Repeat the whole listing below, word for word.

● **Collected data entries**
* * *
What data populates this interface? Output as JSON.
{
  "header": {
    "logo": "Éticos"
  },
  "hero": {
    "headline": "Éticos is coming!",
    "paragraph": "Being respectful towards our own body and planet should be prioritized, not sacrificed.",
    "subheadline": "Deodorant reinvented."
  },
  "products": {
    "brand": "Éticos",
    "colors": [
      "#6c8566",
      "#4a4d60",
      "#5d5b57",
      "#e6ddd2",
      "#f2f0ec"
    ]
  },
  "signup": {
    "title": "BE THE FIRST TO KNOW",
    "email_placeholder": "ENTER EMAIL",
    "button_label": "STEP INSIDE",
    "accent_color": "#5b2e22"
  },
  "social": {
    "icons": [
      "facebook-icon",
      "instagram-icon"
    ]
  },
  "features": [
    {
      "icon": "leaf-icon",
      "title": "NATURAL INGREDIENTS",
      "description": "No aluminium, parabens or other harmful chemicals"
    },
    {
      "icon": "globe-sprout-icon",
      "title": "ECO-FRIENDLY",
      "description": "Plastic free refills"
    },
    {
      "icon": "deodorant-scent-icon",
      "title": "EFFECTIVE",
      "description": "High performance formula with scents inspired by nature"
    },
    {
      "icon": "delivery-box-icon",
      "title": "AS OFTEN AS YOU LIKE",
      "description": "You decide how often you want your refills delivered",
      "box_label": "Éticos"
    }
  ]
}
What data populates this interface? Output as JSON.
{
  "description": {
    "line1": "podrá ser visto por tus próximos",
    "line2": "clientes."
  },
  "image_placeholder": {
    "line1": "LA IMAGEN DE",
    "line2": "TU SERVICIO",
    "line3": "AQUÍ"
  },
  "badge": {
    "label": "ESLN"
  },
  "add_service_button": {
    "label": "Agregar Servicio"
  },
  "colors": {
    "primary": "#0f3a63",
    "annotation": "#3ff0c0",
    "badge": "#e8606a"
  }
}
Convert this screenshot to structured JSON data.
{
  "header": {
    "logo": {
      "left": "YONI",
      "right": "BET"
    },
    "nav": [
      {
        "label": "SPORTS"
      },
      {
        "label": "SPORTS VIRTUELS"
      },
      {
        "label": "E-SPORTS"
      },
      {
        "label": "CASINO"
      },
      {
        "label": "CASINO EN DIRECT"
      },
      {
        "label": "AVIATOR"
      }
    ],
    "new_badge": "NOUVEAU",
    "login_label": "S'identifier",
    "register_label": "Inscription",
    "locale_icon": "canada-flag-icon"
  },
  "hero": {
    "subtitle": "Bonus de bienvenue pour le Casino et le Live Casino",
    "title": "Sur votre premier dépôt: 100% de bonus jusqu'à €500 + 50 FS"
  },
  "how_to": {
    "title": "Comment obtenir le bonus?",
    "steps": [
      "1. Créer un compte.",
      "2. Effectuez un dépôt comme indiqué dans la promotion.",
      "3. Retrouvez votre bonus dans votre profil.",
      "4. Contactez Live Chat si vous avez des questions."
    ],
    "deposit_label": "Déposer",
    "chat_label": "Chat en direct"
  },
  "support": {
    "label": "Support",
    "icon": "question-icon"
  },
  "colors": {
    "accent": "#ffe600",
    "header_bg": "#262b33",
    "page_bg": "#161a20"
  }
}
* * *
● **Exercise solution**
What data populates this interface? Output as JSON.
{
  "header": {
    "logo": "Éticos"
  },
  "hero": {
    "headline": "Éticos is coming!",
    "paragraph": "Being respectful towards our own body and planet should be prioritized, not sacrificed.",
    "subheadline": "Deodorant reinvented."
  },
  "products": {
    "brand": "Éticos",
    "colors": [
      "#6c8566",
      "#4a4d60",
      "#5d5b57",
      "#e6ddd2",
      "#f2f0ec"
    ]
  },
  "signup": {
    "title": "BE THE FIRST TO KNOW",
    "email_placeholder": "ENTER EMAIL",
    "button_label": "STEP INSIDE",
    "accent_color": "#5b2e22"
  },
  "social": {
    "icons": [
      "facebook-icon",
      "instagram-icon"
    ]
  },
  "features": [
    {
      "icon": "leaf-icon",
      "title": "NATURAL INGREDIENTS",
      "description": "No aluminium, parabens or other harmful chemicals"
    },
    {
      "icon": "globe-sprout-icon",
      "title": "ECO-FRIENDLY",
      "description": "Plastic free refills"
    },
    {
      "icon": "deodorant-scent-icon",
      "title": "EFFECTIVE",
      "description": "High performance formula with scents inspired by nature"
    },
    {
      "icon": "delivery-box-icon",
      "title": "AS OFTEN AS YOU LIKE",
      "description": "You decide how often you want your refills delivered",
      "box_label": "Éticos"
    }
  ]
}
What data populates this interface? Output as JSON.
{
  "description": {
    "line1": "podrá ser visto por tus próximos",
    "line2": "clientes."
  },
  "image_placeholder": {
    "line1": "LA IMAGEN DE",
    "line2": "TU SERVICIO",
    "line3": "AQUÍ"
  },
  "badge": {
    "label": "ESLN"
  },
  "add_service_button": {
    "label": "Agregar Servicio"
  },
  "colors": {
    "primary": "#0f3a63",
    "annotation": "#3ff0c0",
    "badge": "#e8606a"
  }
}
Convert this screenshot to structured JSON data.
{
  "header": {
    "logo": {
      "left": "YONI",
      "right": "BET"
    },
    "nav": [
      {
        "label": "SPORTS"
      },
      {
        "label": "SPORTS VIRTUELS"
      },
      {
        "label": "E-SPORTS"
      },
      {
        "label": "CASINO"
      },
      {
        "label": "CASINO EN DIRECT"
      },
      {
        "label": "AVIATOR"
      }
    ],
    "new_badge": "NOUVEAU",
    "login_label": "S'identifier",
    "register_label": "Inscription",
    "locale_icon": "canada-flag-icon"
  },
  "hero": {
    "subtitle": "Bonus de bienvenue pour le Casino et le Live Casino",
    "title": "Sur votre premier dépôt: 100% de bonus jusqu'à €500 + 50 FS"
  },
  "how_to": {
    "title": "Comment obtenir le bonus?",
    "steps": [
      "1. Créer un compte.",
      "2. Effectuez un dépôt comme indiqué dans la promotion.",
      "3. Retrouvez votre bonus dans votre profil.",
      "4. Contactez Live Chat si vous avez des questions."
    ],
    "deposit_label": "Déposer",
    "chat_label": "Chat en direct"
  },
  "support": {
    "label": "Support",
    "icon": "question-icon"
  },
  "colors": {
    "accent": "#ffe600",
    "header_bg": "#262b33",
    "page_bg": "#161a20"
  }
}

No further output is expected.